(Items from a data source)
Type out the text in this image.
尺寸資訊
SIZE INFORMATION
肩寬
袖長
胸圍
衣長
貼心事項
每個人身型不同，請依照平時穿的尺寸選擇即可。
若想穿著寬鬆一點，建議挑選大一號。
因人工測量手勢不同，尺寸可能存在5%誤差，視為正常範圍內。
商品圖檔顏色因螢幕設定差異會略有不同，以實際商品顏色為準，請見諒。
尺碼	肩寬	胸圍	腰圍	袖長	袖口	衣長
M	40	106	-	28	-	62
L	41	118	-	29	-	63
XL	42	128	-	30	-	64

==

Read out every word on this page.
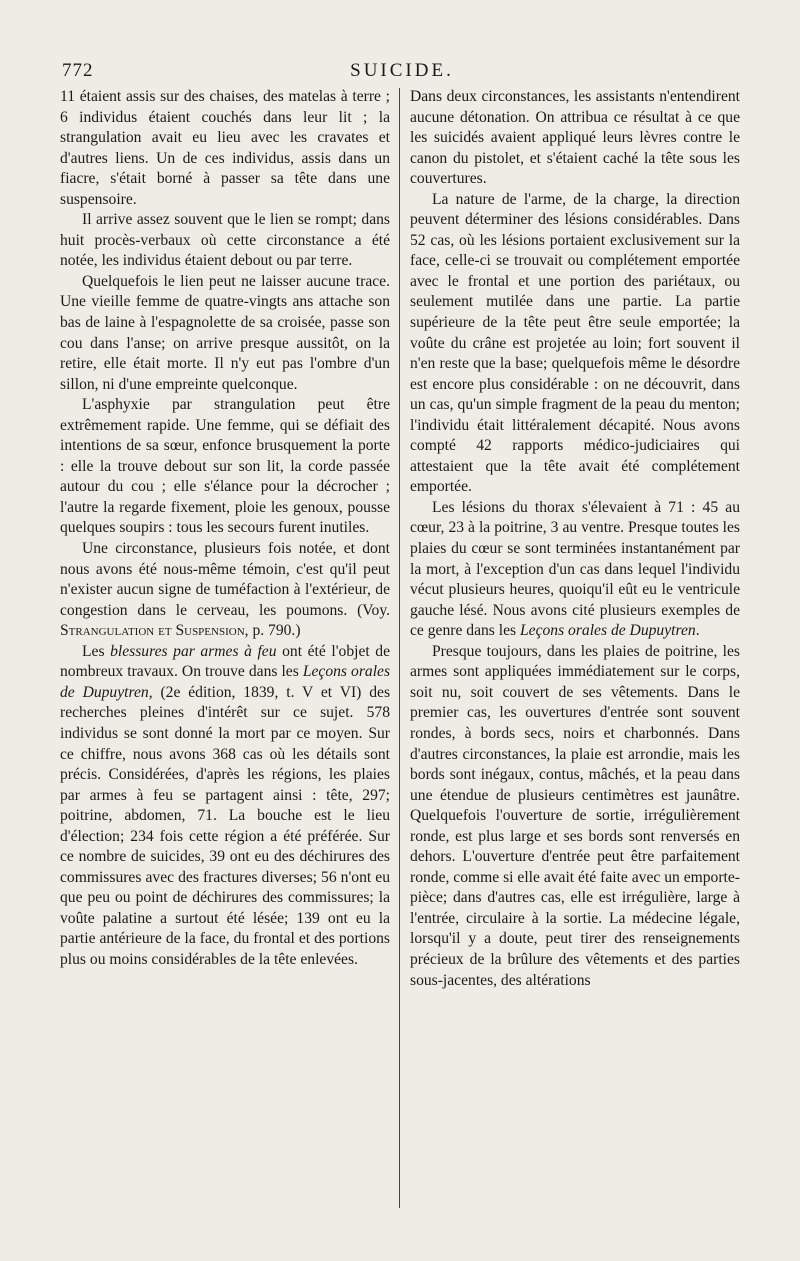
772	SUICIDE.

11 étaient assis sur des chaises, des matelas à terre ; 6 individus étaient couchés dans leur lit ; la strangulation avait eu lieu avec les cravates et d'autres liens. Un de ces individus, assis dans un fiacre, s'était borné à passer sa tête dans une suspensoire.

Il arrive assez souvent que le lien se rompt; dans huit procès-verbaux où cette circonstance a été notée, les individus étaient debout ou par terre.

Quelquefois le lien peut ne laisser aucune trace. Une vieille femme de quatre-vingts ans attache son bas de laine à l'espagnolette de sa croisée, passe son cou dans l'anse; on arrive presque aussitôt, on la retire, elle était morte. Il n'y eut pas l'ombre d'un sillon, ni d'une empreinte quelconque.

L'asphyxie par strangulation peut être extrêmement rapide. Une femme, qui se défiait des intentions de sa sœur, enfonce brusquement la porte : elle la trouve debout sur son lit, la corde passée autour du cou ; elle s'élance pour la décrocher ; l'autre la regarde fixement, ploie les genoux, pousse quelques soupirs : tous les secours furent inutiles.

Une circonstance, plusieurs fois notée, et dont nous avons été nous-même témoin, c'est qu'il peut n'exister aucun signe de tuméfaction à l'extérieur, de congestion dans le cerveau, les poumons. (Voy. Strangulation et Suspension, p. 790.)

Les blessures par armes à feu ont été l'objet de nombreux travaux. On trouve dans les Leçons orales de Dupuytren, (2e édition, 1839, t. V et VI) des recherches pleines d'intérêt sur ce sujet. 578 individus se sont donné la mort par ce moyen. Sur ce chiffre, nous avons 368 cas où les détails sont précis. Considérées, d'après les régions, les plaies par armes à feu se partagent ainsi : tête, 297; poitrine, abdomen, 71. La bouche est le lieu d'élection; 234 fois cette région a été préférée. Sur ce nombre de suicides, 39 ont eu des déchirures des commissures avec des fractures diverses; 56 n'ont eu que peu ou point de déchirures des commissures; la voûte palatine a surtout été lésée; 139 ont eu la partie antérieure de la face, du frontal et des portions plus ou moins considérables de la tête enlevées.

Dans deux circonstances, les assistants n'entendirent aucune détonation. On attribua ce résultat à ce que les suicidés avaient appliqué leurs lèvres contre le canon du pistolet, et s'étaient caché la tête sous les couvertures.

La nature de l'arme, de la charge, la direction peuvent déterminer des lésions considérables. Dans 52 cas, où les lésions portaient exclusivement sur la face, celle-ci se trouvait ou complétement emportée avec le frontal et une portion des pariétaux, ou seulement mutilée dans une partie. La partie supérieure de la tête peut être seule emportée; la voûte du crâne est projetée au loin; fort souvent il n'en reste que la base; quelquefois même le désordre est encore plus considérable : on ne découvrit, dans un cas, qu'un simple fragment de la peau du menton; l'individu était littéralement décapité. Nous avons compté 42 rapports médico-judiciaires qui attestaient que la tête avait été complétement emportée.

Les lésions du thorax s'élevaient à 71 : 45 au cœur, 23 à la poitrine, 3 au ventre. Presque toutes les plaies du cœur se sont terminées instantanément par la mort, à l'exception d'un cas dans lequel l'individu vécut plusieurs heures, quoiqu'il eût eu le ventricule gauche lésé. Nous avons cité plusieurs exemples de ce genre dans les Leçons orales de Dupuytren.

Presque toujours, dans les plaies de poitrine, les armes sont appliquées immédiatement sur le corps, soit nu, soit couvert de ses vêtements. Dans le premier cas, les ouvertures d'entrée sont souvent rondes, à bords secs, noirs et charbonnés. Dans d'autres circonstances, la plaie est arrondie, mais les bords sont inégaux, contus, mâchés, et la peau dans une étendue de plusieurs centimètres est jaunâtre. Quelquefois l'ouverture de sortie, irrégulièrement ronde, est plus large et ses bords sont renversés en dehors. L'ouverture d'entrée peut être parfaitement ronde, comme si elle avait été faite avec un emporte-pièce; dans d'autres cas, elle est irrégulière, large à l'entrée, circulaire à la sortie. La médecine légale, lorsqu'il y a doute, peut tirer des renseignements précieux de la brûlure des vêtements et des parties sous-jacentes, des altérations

- [Task description]
How many lines in the entries contain the string "étaient"? Answer with the number only.

- [The completed task]
3